TASKS AND EXERCISES:
(A) Answer these questions using the trading simulation overview below.
(i) Which two reinforcement learning algorithms are used to train the agents?
(ii) What does the live order book in the trading exchange contain?
(iii) Which model does the Option Pricing Engine use to calculate the theoretical value of options?
(B) Decide whether each statement agrees with the trading simulation overview below. Answer yes or no and quote the words that decide it.
(i) The project is built on four core components.
(ii) Option Greeks are used to measure risk and sensitivity.
(iii) The trading exchange is an off-the-shelf platform acquired from another provider.
(C) Write the next part of the trading simulation overview below, picking up after its last sentence.

PASSAGE TO READ:
==========
Advanced Reinforcement Learning: Agents are trained using state-of-the-art algorithms like Soft Actor-Critic (SAC) and Deep Deterministic Policy Gradient (DDPG) to learn and evolve through market interaction.
Sophisticated Feature Engineering: Agents make decisions using a rich set of features, including:
- The Black-Scholes Model: For theoretical options pricing.
- Option Greeks (Δ, Γ, Θ, ν): To measure risk and sensitivity.
- Technical Indicators: EMA, RSI, Stochastic Oscillator, ADX, and CMF are used to analyze market trends.

How It Works

The project is built on three core components that work together to create a dynamic trading environment.

1. Stock & Options Market Simulation

The foundation is a custom-built trading exchange that replicates the core functionalities of modern electronic platforms. It manages a live order book with bids and asks, processes trades, and provides a realistic interface for the AI agents to operate in.

2. Option Pricing & Analysis

An integrated Option Pricing Engine uses the Black-Scholes model to calculate the theoretical value of options. Agents leverage this, along with Option Greeks, to assess risk, identify mispricings, and make informed trading decisions.
==========
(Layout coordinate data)
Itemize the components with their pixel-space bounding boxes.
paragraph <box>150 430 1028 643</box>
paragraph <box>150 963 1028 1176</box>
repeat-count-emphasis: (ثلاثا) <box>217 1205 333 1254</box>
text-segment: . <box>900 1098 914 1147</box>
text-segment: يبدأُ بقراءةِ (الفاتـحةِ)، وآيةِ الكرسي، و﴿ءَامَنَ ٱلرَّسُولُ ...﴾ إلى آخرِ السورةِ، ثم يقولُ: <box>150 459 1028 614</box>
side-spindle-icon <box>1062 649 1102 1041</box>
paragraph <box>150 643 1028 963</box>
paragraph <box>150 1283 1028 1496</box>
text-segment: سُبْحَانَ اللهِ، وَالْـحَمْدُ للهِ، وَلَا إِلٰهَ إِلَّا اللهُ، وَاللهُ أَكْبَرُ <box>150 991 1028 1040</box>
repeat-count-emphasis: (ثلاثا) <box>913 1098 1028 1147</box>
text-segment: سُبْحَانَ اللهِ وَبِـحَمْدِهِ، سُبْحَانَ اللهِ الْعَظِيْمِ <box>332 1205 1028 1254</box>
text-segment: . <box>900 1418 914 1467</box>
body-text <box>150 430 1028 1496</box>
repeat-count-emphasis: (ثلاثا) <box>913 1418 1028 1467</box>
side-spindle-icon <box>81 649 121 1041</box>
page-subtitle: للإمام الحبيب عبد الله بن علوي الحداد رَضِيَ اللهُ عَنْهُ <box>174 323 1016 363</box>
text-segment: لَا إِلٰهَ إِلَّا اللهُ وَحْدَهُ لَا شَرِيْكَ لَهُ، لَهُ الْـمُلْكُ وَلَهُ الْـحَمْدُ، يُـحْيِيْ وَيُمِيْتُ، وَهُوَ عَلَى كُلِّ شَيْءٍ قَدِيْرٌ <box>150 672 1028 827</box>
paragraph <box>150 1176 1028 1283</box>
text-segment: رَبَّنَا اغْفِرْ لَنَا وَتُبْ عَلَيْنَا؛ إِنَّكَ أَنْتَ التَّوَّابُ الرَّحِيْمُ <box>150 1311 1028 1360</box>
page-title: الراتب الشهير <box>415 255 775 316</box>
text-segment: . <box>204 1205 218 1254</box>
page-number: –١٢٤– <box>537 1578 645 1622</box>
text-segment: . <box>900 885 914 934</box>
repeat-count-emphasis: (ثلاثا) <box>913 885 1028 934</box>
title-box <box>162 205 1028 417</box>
==========
TASK ANSWERS:
(A)
(i) Soft Actor-Critic (SAC) and Deep Deterministic Policy Gradient (DDPG)
(ii) Bids and asks
(iii) The Black-Scholes model

(B)
(i) No: "The project is built on three core components"
(ii) Yes: "Option Greeks (Δ, Γ, Θ, ν): To measure risk and sensitivity."
(iii) No: "The foundation is a custom-built trading exchange"

(C)
3. Multi-Agent Reinforcement Learning

This is the "battle arena" where agents learn. Each agent type is powered by a distinct RL algorithm tailored to its role:

Market Maker (SAC): The SAC agent uses a selector network to choose an option to trade and then uses its actor network to determine the optimal buy/sell prices and amounts to place in the order book. It learns to maximize profit from the bid-ask spread while managing inventory.
Institutional Trader (DDPG): The DDPG agent analyzes its portfolio, market data, and sentiment to output a continuous action vector for observed options. It executes a trade on the option with the highest action value, learning complex strategies over time through a replay buffer.

Reinforcement Learning Algorithms

Our agents are trained using sophisticated RL algorithms designed for complex, continuous action spaces.

Soft Actor-Critic (SAC)

SAC is an off-policy algorithm that maximizes a trade-off between expected reward and entropy. A higher entropy encourages more exploration, which can help the agent discover better strategies.

It uses a set of five networks:

Actor Network: Decides on an action by sampling from a learned probability distribution.
Two Critic Networks: Evaluate the value of a state-action pair (Q-value). Using two networks helps to stabilize training.
Value Network: Estimates the overall value of a given state.
Target Value Network: A slow-updating copy of the Value Network used to provide stable targets during training.

Deep Deterministic Policy Gradient (DDPG)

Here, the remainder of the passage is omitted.